Aim: Extract the records in full, leaving every picture out.

Task data:
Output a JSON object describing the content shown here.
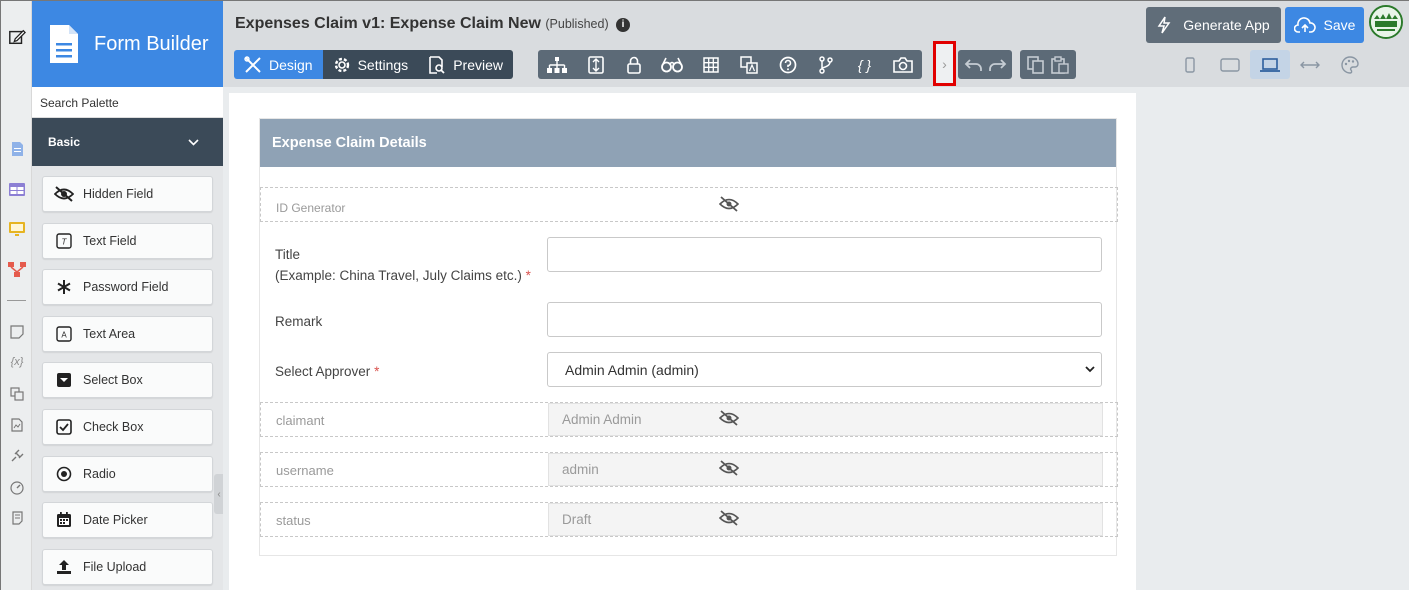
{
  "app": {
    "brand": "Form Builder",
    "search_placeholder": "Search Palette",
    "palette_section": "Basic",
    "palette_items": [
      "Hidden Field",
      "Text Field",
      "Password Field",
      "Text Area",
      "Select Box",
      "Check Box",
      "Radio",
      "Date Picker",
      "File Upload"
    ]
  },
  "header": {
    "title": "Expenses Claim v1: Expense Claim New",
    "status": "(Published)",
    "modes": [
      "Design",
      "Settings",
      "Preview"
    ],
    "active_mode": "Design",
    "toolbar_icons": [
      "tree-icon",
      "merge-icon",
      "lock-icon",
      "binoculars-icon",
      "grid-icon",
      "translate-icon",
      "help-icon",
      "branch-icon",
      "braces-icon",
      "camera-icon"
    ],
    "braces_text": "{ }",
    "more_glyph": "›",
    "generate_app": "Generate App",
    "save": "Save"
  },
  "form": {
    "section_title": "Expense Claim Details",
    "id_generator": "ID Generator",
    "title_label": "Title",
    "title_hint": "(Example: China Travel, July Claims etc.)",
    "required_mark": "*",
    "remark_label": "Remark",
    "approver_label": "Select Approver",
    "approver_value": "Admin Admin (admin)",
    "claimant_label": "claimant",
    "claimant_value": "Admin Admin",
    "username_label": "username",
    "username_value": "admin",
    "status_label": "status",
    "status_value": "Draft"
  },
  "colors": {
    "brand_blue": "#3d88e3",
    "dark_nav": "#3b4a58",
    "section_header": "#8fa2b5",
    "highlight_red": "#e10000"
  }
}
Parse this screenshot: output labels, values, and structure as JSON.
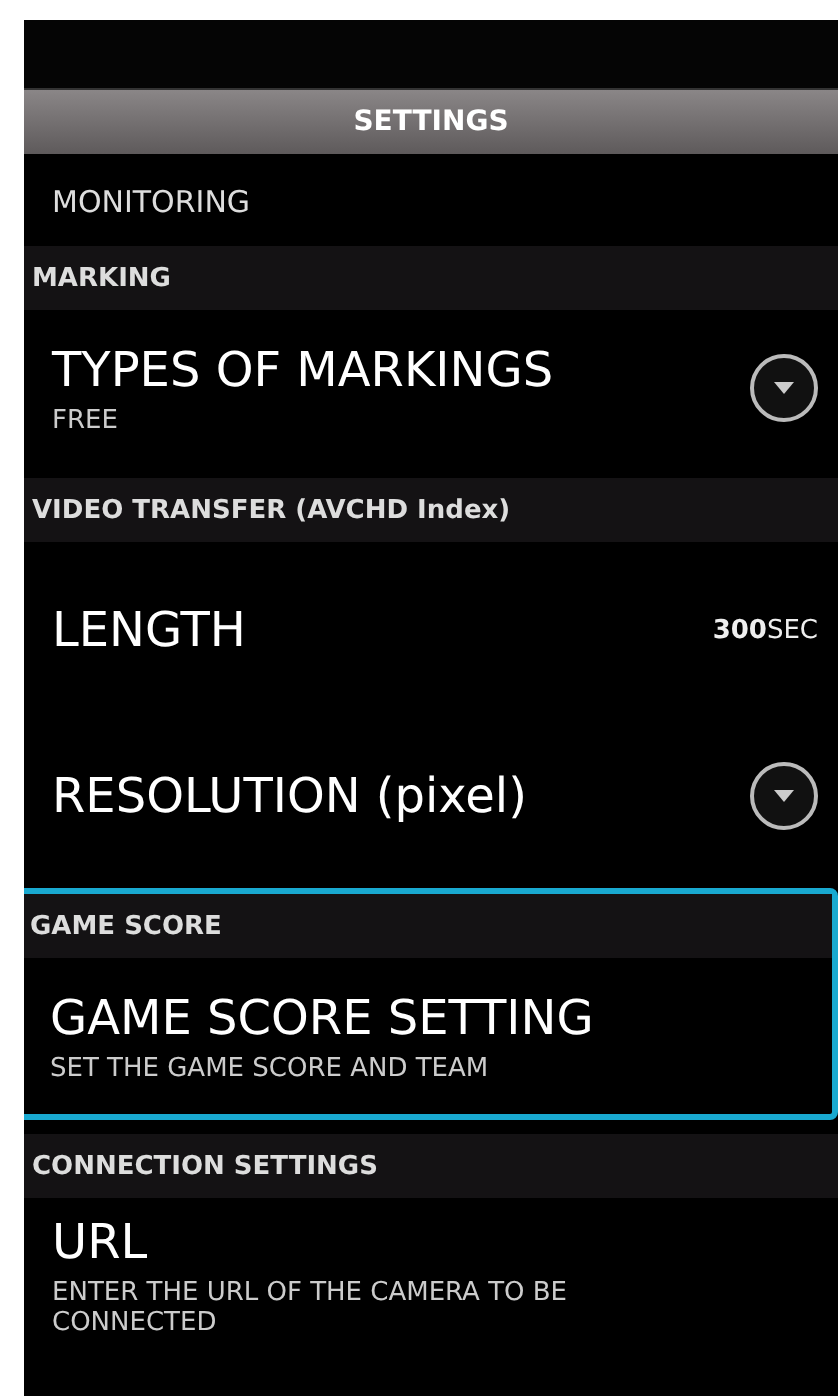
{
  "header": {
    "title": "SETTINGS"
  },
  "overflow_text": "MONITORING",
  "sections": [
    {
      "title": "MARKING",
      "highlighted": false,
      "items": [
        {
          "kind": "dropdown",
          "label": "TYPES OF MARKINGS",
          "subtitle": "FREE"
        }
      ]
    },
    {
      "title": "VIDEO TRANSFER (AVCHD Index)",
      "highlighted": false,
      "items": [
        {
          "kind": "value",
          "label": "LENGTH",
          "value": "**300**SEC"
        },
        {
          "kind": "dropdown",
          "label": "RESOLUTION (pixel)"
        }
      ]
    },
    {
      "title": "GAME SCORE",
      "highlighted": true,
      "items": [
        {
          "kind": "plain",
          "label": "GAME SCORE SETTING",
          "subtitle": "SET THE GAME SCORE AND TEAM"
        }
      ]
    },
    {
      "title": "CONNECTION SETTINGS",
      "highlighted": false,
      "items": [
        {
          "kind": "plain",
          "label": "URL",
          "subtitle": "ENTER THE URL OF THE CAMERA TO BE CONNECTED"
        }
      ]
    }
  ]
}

The answer:
Output a JSON object describing the content shown here.
{
  "app": {
    "brand": "Form Builder",
    "search_placeholder": "Search Palette",
    "palette_section": "Basic",
    "palette_items": [
      "Hidden Field",
      "Text Field",
      "Password Field",
      "Text Area",
      "Select Box",
      "Check Box",
      "Radio",
      "Date Picker",
      "File Upload"
    ]
  },
  "header": {
    "title": "Expenses Claim v1: Expense Claim New",
    "status": "(Published)",
    "modes": [
      "Design",
      "Settings",
      "Preview"
    ],
    "active_mode": "Design",
    "toolbar_icons": [
      "tree-icon",
      "merge-icon",
      "lock-icon",
      "binoculars-icon",
      "grid-icon",
      "translate-icon",
      "help-icon",
      "branch-icon",
      "braces-icon",
      "camera-icon"
    ],
    "braces_text": "{ }",
    "more_glyph": "›",
    "generate_app": "Generate App",
    "save": "Save"
  },
  "form": {
    "section_title": "Expense Claim Details",
    "id_generator": "ID Generator",
    "title_label": "Title",
    "title_hint": "(Example: China Travel, July Claims etc.)",
    "required_mark": "*",
    "remark_label": "Remark",
    "approver_label": "Select Approver",
    "approver_value": "Admin Admin (admin)",
    "claimant_label": "claimant",
    "claimant_value": "Admin Admin",
    "username_label": "username",
    "username_value": "admin",
    "status_label": "status",
    "status_value": "Draft"
  },
  "colors": {
    "brand_blue": "#3d88e3",
    "dark_nav": "#3b4a58",
    "section_header": "#8fa2b5",
    "highlight_red": "#e10000"
  }
}
Parse this screenshot: output labels, values, and structure as JSON.
{
  "header": {
    "title": "SETTINGS"
  },
  "overflow_text": "MONITORING",
  "sections": [
    {
      "title": "MARKING",
      "highlighted": false,
      "items": [
        {
          "kind": "dropdown",
          "label": "TYPES OF MARKINGS",
          "subtitle": "FREE"
        }
      ]
    },
    {
      "title": "VIDEO TRANSFER (AVCHD Index)",
      "highlighted": false,
      "items": [
        {
          "kind": "value",
          "label": "LENGTH",
          "value": "**300**SEC"
        },
        {
          "kind": "dropdown",
          "label": "RESOLUTION (pixel)"
        }
      ]
    },
    {
      "title": "GAME SCORE",
      "highlighted": true,
      "items": [
        {
          "kind": "plain",
          "label": "GAME SCORE SETTING",
          "subtitle": "SET THE GAME SCORE AND TEAM"
        }
      ]
    },
    {
      "title": "CONNECTION SETTINGS",
      "highlighted": false,
      "items": [
        {
          "kind": "plain",
          "label": "URL",
          "subtitle": "ENTER THE URL OF THE CAMERA TO BE CONNECTED"
        }
      ]
    }
  ]
}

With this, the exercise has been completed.